SHORT EXERCISE ::
Quote the records in full and leave their pictures out.

※

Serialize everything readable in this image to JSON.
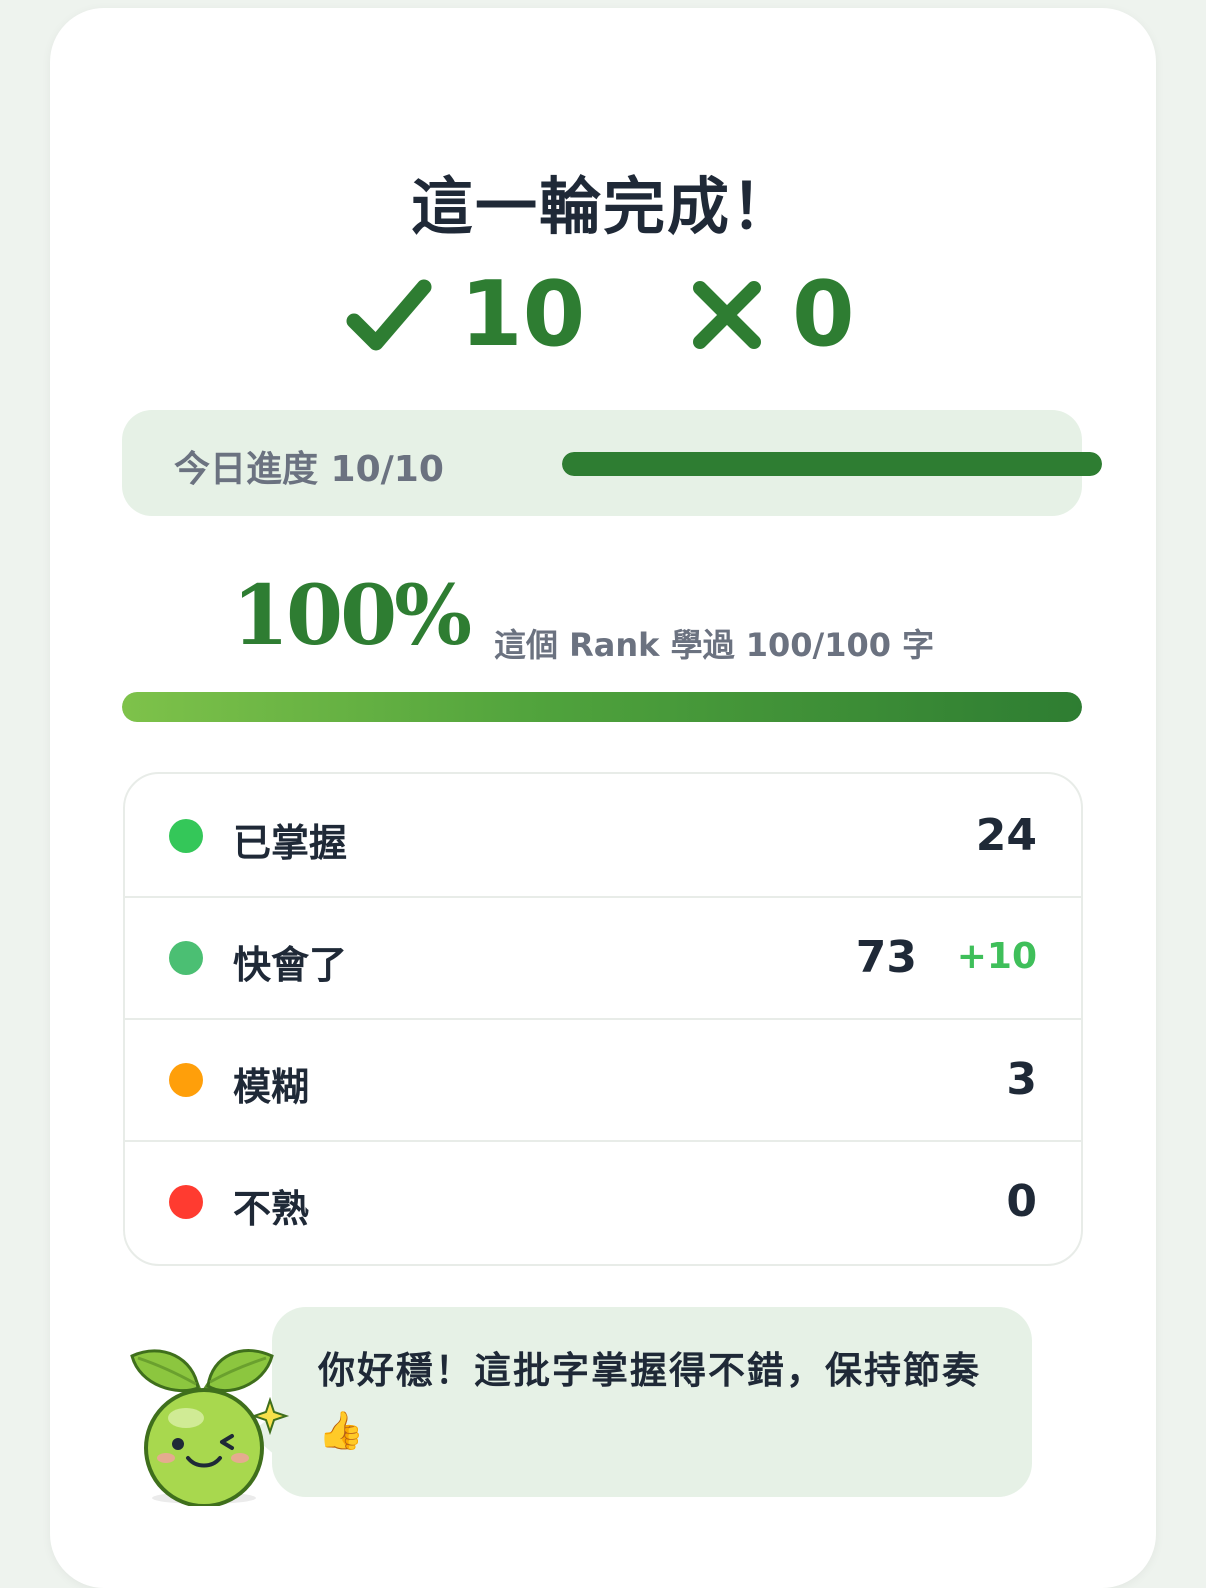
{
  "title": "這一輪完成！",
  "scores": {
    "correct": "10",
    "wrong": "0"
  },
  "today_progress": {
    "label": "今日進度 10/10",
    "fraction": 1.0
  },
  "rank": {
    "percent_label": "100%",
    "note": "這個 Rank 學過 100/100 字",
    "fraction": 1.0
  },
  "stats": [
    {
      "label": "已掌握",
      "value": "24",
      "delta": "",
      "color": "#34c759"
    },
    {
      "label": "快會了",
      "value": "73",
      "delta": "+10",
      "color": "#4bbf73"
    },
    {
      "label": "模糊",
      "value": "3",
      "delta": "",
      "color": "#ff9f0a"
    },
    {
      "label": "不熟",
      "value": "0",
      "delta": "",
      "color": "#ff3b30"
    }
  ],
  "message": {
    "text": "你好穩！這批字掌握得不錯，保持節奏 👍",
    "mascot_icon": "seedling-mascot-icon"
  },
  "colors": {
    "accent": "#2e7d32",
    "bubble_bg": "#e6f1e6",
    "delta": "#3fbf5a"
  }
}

※

CORRECT RESPONSE ::
Serialize everything readable in this image to JSON.
{
  "title": "這一輪完成！",
  "scores": {
    "correct": "10",
    "wrong": "0"
  },
  "today_progress": {
    "label": "今日進度 10/10",
    "fraction": 1.0
  },
  "rank": {
    "percent_label": "100%",
    "note": "這個 Rank 學過 100/100 字",
    "fraction": 1.0
  },
  "stats": [
    {
      "label": "已掌握",
      "value": "24",
      "delta": "",
      "color": "#34c759"
    },
    {
      "label": "快會了",
      "value": "73",
      "delta": "+10",
      "color": "#4bbf73"
    },
    {
      "label": "模糊",
      "value": "3",
      "delta": "",
      "color": "#ff9f0a"
    },
    {
      "label": "不熟",
      "value": "0",
      "delta": "",
      "color": "#ff3b30"
    }
  ],
  "message": {
    "text": "你好穩！這批字掌握得不錯，保持節奏 👍",
    "mascot_icon": "seedling-mascot-icon"
  },
  "colors": {
    "accent": "#2e7d32",
    "bubble_bg": "#e6f1e6",
    "delta": "#3fbf5a"
  }
}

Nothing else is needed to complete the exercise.